Gather up every line that includes the string "described".

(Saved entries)
──────────────────────────────

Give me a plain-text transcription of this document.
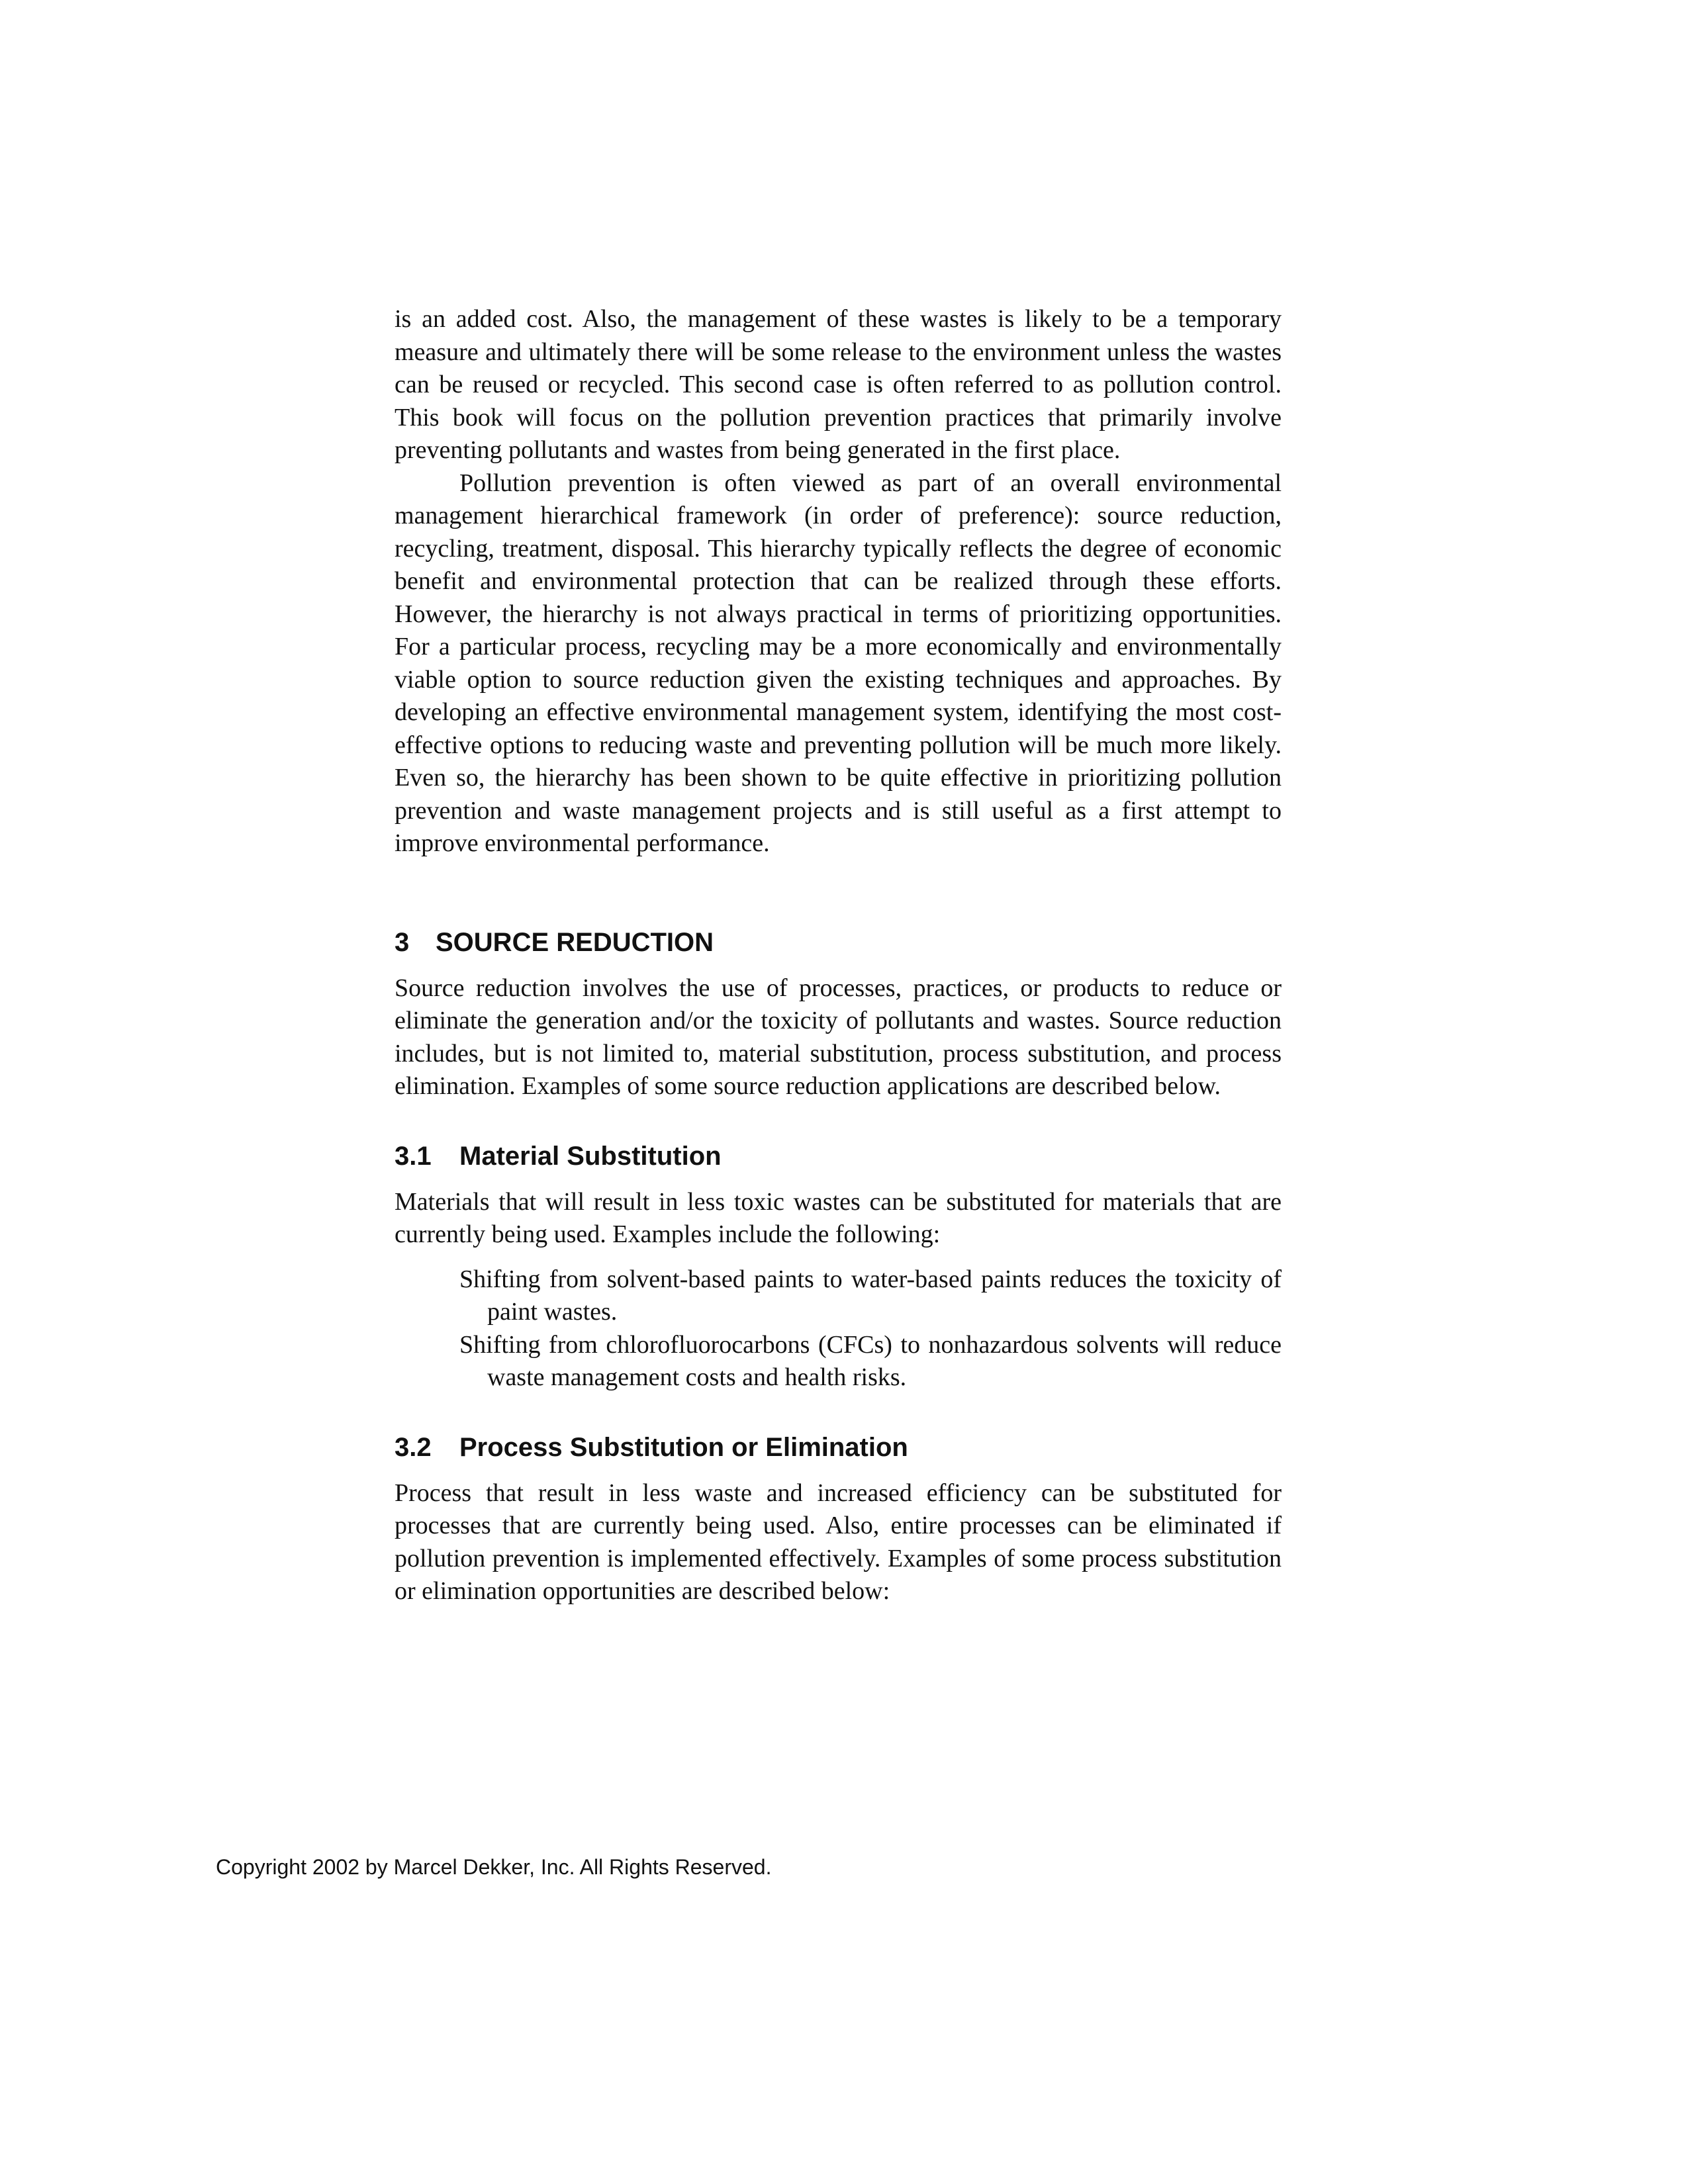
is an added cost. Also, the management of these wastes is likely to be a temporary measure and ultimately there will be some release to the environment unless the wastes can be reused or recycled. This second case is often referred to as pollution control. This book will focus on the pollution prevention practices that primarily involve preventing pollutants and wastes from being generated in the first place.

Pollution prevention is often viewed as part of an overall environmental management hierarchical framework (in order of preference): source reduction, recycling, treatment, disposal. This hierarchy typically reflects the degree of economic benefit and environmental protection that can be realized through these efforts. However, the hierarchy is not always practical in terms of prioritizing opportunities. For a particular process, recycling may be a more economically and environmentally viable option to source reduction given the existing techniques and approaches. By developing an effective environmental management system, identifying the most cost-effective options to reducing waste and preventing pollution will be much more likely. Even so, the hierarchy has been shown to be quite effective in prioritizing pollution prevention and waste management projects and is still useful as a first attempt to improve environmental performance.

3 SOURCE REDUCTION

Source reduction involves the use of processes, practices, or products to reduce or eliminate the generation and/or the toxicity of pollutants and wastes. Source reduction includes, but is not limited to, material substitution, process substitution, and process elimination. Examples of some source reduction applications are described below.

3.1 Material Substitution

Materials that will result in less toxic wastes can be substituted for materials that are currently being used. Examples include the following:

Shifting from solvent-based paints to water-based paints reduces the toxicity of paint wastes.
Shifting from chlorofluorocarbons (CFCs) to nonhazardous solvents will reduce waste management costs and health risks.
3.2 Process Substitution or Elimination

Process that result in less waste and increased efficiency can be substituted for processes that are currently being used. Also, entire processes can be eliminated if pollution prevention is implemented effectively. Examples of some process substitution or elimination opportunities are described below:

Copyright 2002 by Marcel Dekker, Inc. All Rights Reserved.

──────────────────────────────

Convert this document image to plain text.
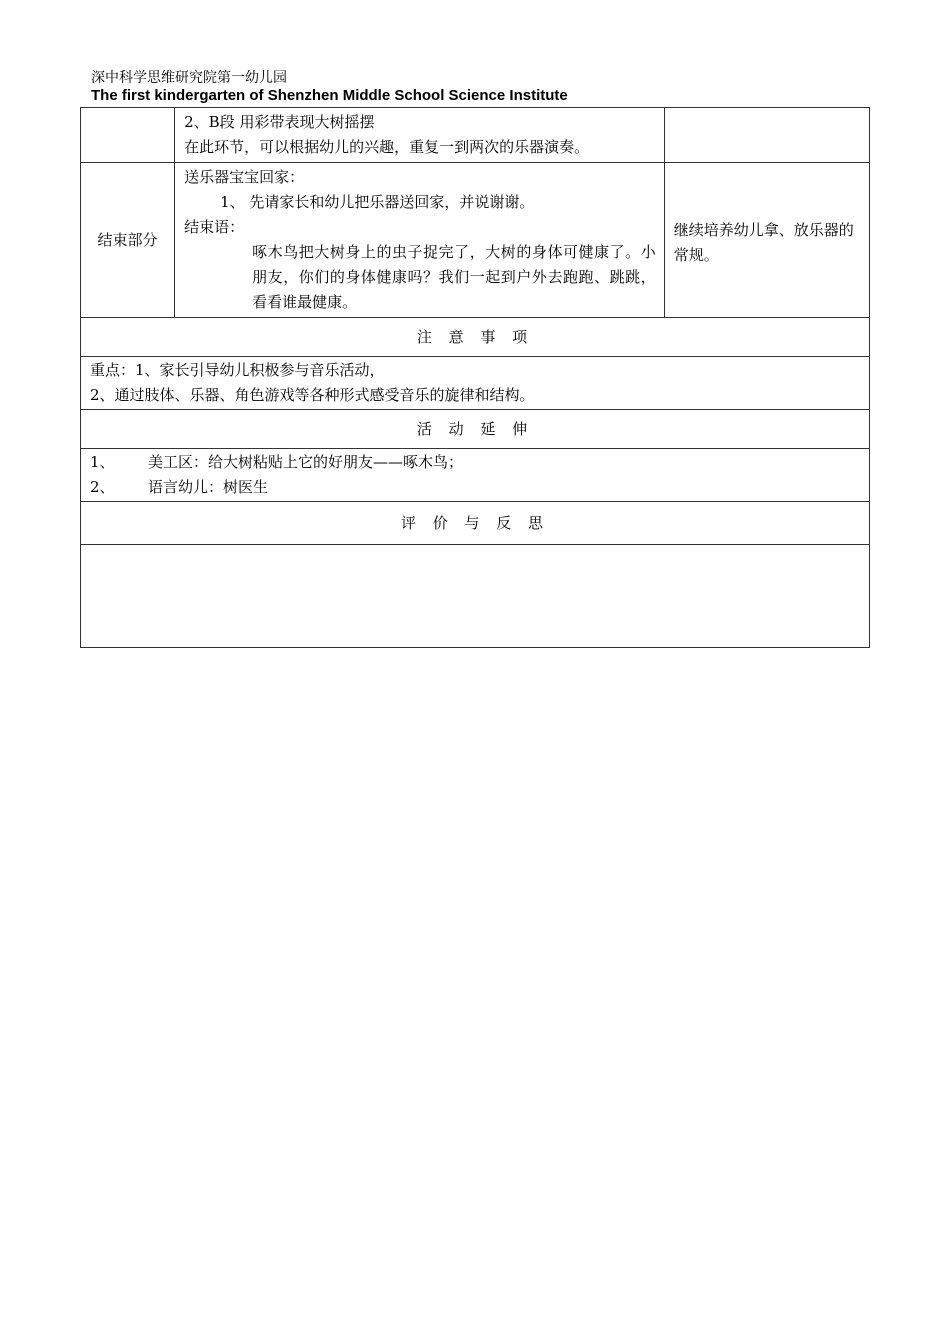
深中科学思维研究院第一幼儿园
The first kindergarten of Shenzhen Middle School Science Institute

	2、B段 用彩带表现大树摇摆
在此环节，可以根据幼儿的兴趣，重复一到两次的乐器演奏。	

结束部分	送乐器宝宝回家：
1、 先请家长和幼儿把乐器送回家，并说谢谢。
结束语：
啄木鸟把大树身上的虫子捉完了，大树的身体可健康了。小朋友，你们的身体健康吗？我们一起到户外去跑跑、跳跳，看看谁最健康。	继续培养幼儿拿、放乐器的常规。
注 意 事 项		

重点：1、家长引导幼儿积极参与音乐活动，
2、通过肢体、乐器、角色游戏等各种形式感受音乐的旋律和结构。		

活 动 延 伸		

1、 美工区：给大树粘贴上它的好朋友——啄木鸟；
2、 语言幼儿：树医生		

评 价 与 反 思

──────────────────────────────

» CORRECT RESPONSE:
Source reduction involves the use of processes, practices, or products to reduce or eliminate the generation and/or the toxicity of pollutants and wastes. Source reduction includes, but is not limited to, material substitution, process substitution, and process elimination. Examples of some source reduction applications are described below.
Process that result in less waste and increased efficiency can be substituted for processes that are currently being used. Also, entire processes can be eliminated if pollution prevention is implemented effectively. Examples of some process substitution or elimination opportunities are described below:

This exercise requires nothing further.